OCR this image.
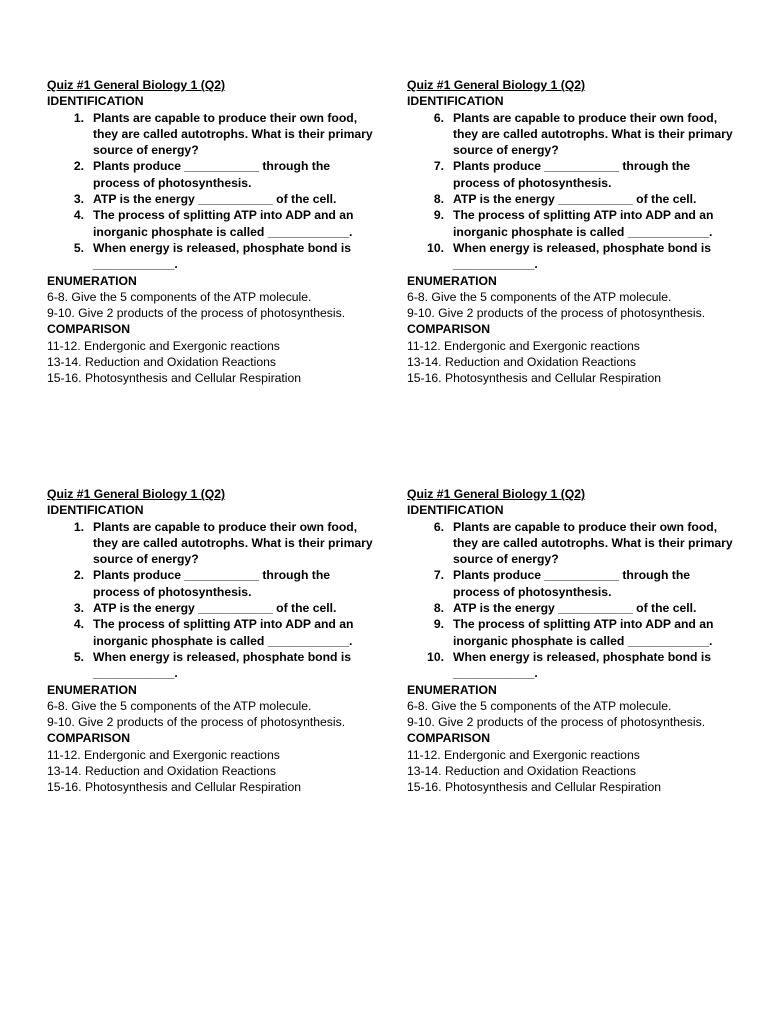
Quiz #1 General Biology 1 (Q2)
IDENTIFICATION
1. Plants are capable to produce their own food, they are called autotrophs. What is their primary source of energy?
2. Plants produce ___________ through the process of photosynthesis.
3. ATP is the energy ___________ of the cell.
4. The process of splitting ATP into ADP and an inorganic phosphate is called ____________.
5. When energy is released, phosphate bond is ____________.
ENUMERATION
6-8. Give the 5 components of the ATP molecule.
9-10. Give 2 products of the process of photosynthesis.
COMPARISON
11-12. Endergonic and Exergonic reactions
13-14. Reduction and Oxidation Reactions
15-16. Photosynthesis and Cellular Respiration
Quiz #1 General Biology 1 (Q2)
IDENTIFICATION
6. Plants are capable to produce their own food, they are called autotrophs. What is their primary source of energy?
7. Plants produce ___________ through the process of photosynthesis.
8. ATP is the energy ___________ of the cell.
9. The process of splitting ATP into ADP and an inorganic phosphate is called ____________.
10. When energy is released, phosphate bond is ____________.
ENUMERATION
6-8. Give the 5 components of the ATP molecule.
9-10. Give 2 products of the process of photosynthesis.
COMPARISON
11-12. Endergonic and Exergonic reactions
13-14. Reduction and Oxidation Reactions
15-16. Photosynthesis and Cellular Respiration
Quiz #1 General Biology 1 (Q2)
IDENTIFICATION
1. Plants are capable to produce their own food, they are called autotrophs. What is their primary source of energy?
2. Plants produce ___________ through the process of photosynthesis.
3. ATP is the energy ___________ of the cell.
4. The process of splitting ATP into ADP and an inorganic phosphate is called ____________.
5. When energy is released, phosphate bond is ____________.
ENUMERATION
6-8. Give the 5 components of the ATP molecule.
9-10. Give 2 products of the process of photosynthesis.
COMPARISON
11-12. Endergonic and Exergonic reactions
13-14. Reduction and Oxidation Reactions
15-16. Photosynthesis and Cellular Respiration
Quiz #1 General Biology 1 (Q2)
IDENTIFICATION
6. Plants are capable to produce their own food, they are called autotrophs. What is their primary source of energy?
7. Plants produce ___________ through the process of photosynthesis.
8. ATP is the energy ___________ of the cell.
9. The process of splitting ATP into ADP and an inorganic phosphate is called ____________.
10. When energy is released, phosphate bond is ____________.
ENUMERATION
6-8. Give the 5 components of the ATP molecule.
9-10. Give 2 products of the process of photosynthesis.
COMPARISON
11-12. Endergonic and Exergonic reactions
13-14. Reduction and Oxidation Reactions
15-16. Photosynthesis and Cellular Respiration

● ● ● ● ● ● ●

▸ **Work to do**
Each record must be quoted in full and exactly. Do not include the pictures.

▸ **Full answer**
OCR this image.
Quiz #1 General Biology 1 (Q2)
IDENTIFICATION
1. Plants are capable to produce their own food, they are called autotrophs. What is their primary source of energy?
2. Plants produce ___________ through the process of photosynthesis.
3. ATP is the energy ___________ of the cell.
4. The process of splitting ATP into ADP and an inorganic phosphate is called ____________.
5. When energy is released, phosphate bond is ____________.
ENUMERATION
6-8. Give the 5 components of the ATP molecule.
9-10. Give 2 products of the process of photosynthesis.
COMPARISON
11-12. Endergonic and Exergonic reactions
13-14. Reduction and Oxidation Reactions
15-16. Photosynthesis and Cellular Respiration
Quiz #1 General Biology 1 (Q2)
IDENTIFICATION
6. Plants are capable to produce their own food, they are called autotrophs. What is their primary source of energy?
7. Plants produce ___________ through the process of photosynthesis.
8. ATP is the energy ___________ of the cell.
9. The process of splitting ATP into ADP and an inorganic phosphate is called ____________.
10. When energy is released, phosphate bond is ____________.
ENUMERATION
6-8. Give the 5 components of the ATP molecule.
9-10. Give 2 products of the process of photosynthesis.
COMPARISON
11-12. Endergonic and Exergonic reactions
13-14. Reduction and Oxidation Reactions
15-16. Photosynthesis and Cellular Respiration
Quiz #1 General Biology 1 (Q2)
IDENTIFICATION
1. Plants are capable to produce their own food, they are called autotrophs. What is their primary source of energy?
2. Plants produce ___________ through the process of photosynthesis.
3. ATP is the energy ___________ of the cell.
4. The process of splitting ATP into ADP and an inorganic phosphate is called ____________.
5. When energy is released, phosphate bond is ____________.
ENUMERATION
6-8. Give the 5 components of the ATP molecule.
9-10. Give 2 products of the process of photosynthesis.
COMPARISON
11-12. Endergonic and Exergonic reactions
13-14. Reduction and Oxidation Reactions
15-16. Photosynthesis and Cellular Respiration
Quiz #1 General Biology 1 (Q2)
IDENTIFICATION
6. Plants are capable to produce their own food, they are called autotrophs. What is their primary source of energy?
7. Plants produce ___________ through the process of photosynthesis.
8. ATP is the energy ___________ of the cell.
9. The process of splitting ATP into ADP and an inorganic phosphate is called ____________.
10. When energy is released, phosphate bond is ____________.
ENUMERATION
6-8. Give the 5 components of the ATP molecule.
9-10. Give 2 products of the process of photosynthesis.
COMPARISON
11-12. Endergonic and Exergonic reactions
13-14. Reduction and Oxidation Reactions
15-16. Photosynthesis and Cellular Respiration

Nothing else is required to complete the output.